- _Requirement_:
Repeat the material exactly, leaving nothing out.

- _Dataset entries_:

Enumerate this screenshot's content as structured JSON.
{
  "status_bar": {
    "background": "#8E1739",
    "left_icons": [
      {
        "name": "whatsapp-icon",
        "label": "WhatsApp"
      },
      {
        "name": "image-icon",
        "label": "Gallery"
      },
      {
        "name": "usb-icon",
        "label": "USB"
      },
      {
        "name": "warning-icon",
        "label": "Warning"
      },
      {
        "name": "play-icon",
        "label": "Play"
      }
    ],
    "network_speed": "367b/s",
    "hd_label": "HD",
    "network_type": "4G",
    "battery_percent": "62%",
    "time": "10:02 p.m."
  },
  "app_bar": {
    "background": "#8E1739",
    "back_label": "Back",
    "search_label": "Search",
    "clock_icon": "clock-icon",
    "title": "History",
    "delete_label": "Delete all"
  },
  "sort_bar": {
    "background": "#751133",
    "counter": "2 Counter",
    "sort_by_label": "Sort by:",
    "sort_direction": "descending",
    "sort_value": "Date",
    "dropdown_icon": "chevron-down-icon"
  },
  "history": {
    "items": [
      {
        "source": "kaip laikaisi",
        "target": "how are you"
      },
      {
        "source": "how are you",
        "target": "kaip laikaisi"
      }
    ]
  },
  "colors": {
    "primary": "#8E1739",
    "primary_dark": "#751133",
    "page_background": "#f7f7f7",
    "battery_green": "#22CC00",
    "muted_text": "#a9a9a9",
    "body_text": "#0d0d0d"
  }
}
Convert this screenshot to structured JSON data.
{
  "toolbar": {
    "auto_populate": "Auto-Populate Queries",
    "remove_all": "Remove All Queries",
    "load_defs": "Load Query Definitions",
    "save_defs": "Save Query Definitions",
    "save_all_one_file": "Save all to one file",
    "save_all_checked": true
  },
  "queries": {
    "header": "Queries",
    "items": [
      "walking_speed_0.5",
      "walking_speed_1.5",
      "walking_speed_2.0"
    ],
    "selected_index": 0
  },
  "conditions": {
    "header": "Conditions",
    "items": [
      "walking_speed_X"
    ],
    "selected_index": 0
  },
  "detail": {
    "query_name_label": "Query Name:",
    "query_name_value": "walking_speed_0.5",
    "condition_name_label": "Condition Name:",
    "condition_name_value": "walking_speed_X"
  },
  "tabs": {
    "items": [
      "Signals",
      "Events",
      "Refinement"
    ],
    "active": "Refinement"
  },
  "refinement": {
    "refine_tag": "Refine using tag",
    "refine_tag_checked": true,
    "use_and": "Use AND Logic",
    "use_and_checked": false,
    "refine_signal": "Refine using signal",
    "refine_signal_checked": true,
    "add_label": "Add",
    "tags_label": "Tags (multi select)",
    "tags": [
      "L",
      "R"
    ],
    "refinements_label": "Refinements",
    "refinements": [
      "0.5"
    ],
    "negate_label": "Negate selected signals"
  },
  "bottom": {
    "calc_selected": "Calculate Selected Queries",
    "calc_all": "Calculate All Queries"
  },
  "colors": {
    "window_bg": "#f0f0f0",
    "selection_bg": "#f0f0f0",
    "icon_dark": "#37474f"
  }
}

- _Written response_:
Enumerate this screenshot's content as structured JSON.
{
  "status_bar": {
    "background": "#8E1739",
    "left_icons": [
      {
        "name": "whatsapp-icon",
        "label": "WhatsApp"
      },
      {
        "name": "image-icon",
        "label": "Gallery"
      },
      {
        "name": "usb-icon",
        "label": "USB"
      },
      {
        "name": "warning-icon",
        "label": "Warning"
      },
      {
        "name": "play-icon",
        "label": "Play"
      }
    ],
    "network_speed": "367b/s",
    "hd_label": "HD",
    "network_type": "4G",
    "battery_percent": "62%",
    "time": "10:02 p.m."
  },
  "app_bar": {
    "background": "#8E1739",
    "back_label": "Back",
    "search_label": "Search",
    "clock_icon": "clock-icon",
    "title": "History",
    "delete_label": "Delete all"
  },
  "sort_bar": {
    "background": "#751133",
    "counter": "2 Counter",
    "sort_by_label": "Sort by:",
    "sort_direction": "descending",
    "sort_value": "Date",
    "dropdown_icon": "chevron-down-icon"
  },
  "history": {
    "items": [
      {
        "source": "kaip laikaisi",
        "target": "how are you"
      },
      {
        "source": "how are you",
        "target": "kaip laikaisi"
      }
    ]
  },
  "colors": {
    "primary": "#8E1739",
    "primary_dark": "#751133",
    "page_background": "#f7f7f7",
    "battery_green": "#22CC00",
    "muted_text": "#a9a9a9",
    "body_text": "#0d0d0d"
  }
}
Convert this screenshot to structured JSON data.
{
  "toolbar": {
    "auto_populate": "Auto-Populate Queries",
    "remove_all": "Remove All Queries",
    "load_defs": "Load Query Definitions",
    "save_defs": "Save Query Definitions",
    "save_all_one_file": "Save all to one file",
    "save_all_checked": true
  },
  "queries": {
    "header": "Queries",
    "items": [
      "walking_speed_0.5",
      "walking_speed_1.5",
      "walking_speed_2.0"
    ],
    "selected_index": 0
  },
  "conditions": {
    "header": "Conditions",
    "items": [
      "walking_speed_X"
    ],
    "selected_index": 0
  },
  "detail": {
    "query_name_label": "Query Name:",
    "query_name_value": "walking_speed_0.5",
    "condition_name_label": "Condition Name:",
    "condition_name_value": "walking_speed_X"
  },
  "tabs": {
    "items": [
      "Signals",
      "Events",
      "Refinement"
    ],
    "active": "Refinement"
  },
  "refinement": {
    "refine_tag": "Refine using tag",
    "refine_tag_checked": true,
    "use_and": "Use AND Logic",
    "use_and_checked": false,
    "refine_signal": "Refine using signal",
    "refine_signal_checked": true,
    "add_label": "Add",
    "tags_label": "Tags (multi select)",
    "tags": [
      "L",
      "R"
    ],
    "refinements_label": "Refinements",
    "refinements": [
      "0.5"
    ],
    "negate_label": "Negate selected signals"
  },
  "bottom": {
    "calc_selected": "Calculate Selected Queries",
    "calc_all": "Calculate All Queries"
  },
  "colors": {
    "window_bg": "#f0f0f0",
    "selection_bg": "#f0f0f0",
    "icon_dark": "#37474f"
  }
}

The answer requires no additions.